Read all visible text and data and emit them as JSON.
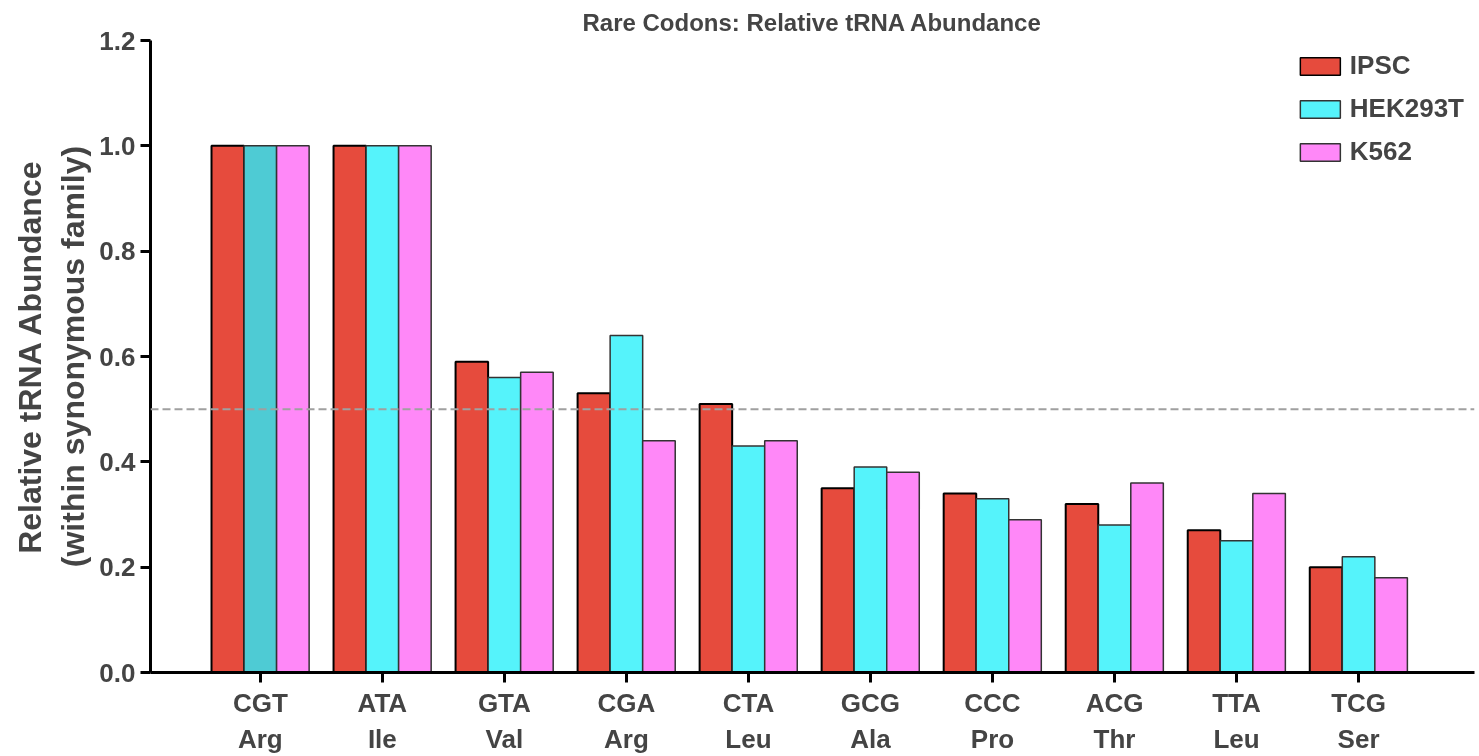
{
  "chart_data": {
    "type": "bar",
    "title": "Rare Codons: Relative tRNA Abundance",
    "ylabel": "Relative tRNA Abundance\n(within synonymous family)",
    "categories": [
      "CGT\nArg",
      "ATA\nIle",
      "GTA\nVal",
      "CGA\nArg",
      "CTA\nLeu",
      "GCG\nAla",
      "CCC\nPro",
      "ACG\nThr",
      "TTA\nLeu",
      "TCG\nSer"
    ],
    "series": [
      {
        "name": "IPSC",
        "color": "#e64b3d",
        "values": [
          1.0,
          1.0,
          0.59,
          0.53,
          0.51,
          0.35,
          0.34,
          0.32,
          0.27,
          0.2
        ]
      },
      {
        "name": "HEK293T",
        "color": "#55f3fb",
        "colors": [
          "#4ecbd4",
          "#55f3fb",
          "#55f3fb",
          "#55f3fb",
          "#55f3fb",
          "#55f3fb",
          "#55f3fb",
          "#55f3fb",
          "#55f3fb",
          "#55f3fb"
        ],
        "values": [
          1.0,
          1.0,
          0.56,
          0.64,
          0.43,
          0.39,
          0.33,
          0.28,
          0.25,
          0.22
        ]
      },
      {
        "name": "K562",
        "color": "#ff88f8",
        "values": [
          1.0,
          1.0,
          0.57,
          0.44,
          0.44,
          0.38,
          0.29,
          0.36,
          0.34,
          0.18
        ]
      }
    ],
    "ylim": [
      0,
      1.2
    ],
    "yticks": [
      {
        "value": 0,
        "label": "0.0"
      },
      0.2,
      0.4,
      0.6,
      0.8,
      {
        "value": 1,
        "label": "1.0"
      },
      1.2
    ],
    "ref_lines": [
      {
        "axis": "y",
        "value": 0.5,
        "color": "#a0a0a0",
        "line_style": "dashed"
      }
    ],
    "grid": false,
    "legend": "top right"
  }
}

**********

§ WHAT IS EXPECTED
Omit the pictures, then quote the rest of the material above exactly.

§ WRITTEN REPLY
Read all visible text and data and emit them as JSON.
{
  "chart_data": {
    "type": "bar",
    "title": "Rare Codons: Relative tRNA Abundance",
    "ylabel": "Relative tRNA Abundance\n(within synonymous family)",
    "categories": [
      "CGT\nArg",
      "ATA\nIle",
      "GTA\nVal",
      "CGA\nArg",
      "CTA\nLeu",
      "GCG\nAla",
      "CCC\nPro",
      "ACG\nThr",
      "TTA\nLeu",
      "TCG\nSer"
    ],
    "series": [
      {
        "name": "IPSC",
        "color": "#e64b3d",
        "values": [
          1.0,
          1.0,
          0.59,
          0.53,
          0.51,
          0.35,
          0.34,
          0.32,
          0.27,
          0.2
        ]
      },
      {
        "name": "HEK293T",
        "color": "#55f3fb",
        "colors": [
          "#4ecbd4",
          "#55f3fb",
          "#55f3fb",
          "#55f3fb",
          "#55f3fb",
          "#55f3fb",
          "#55f3fb",
          "#55f3fb",
          "#55f3fb",
          "#55f3fb"
        ],
        "values": [
          1.0,
          1.0,
          0.56,
          0.64,
          0.43,
          0.39,
          0.33,
          0.28,
          0.25,
          0.22
        ]
      },
      {
        "name": "K562",
        "color": "#ff88f8",
        "values": [
          1.0,
          1.0,
          0.57,
          0.44,
          0.44,
          0.38,
          0.29,
          0.36,
          0.34,
          0.18
        ]
      }
    ],
    "ylim": [
      0,
      1.2
    ],
    "yticks": [
      {
        "value": 0,
        "label": "0.0"
      },
      0.2,
      0.4,
      0.6,
      0.8,
      {
        "value": 1,
        "label": "1.0"
      },
      1.2
    ],
    "ref_lines": [
      {
        "axis": "y",
        "value": 0.5,
        "color": "#a0a0a0",
        "line_style": "dashed"
      }
    ],
    "grid": false,
    "legend": "top right"
  }
}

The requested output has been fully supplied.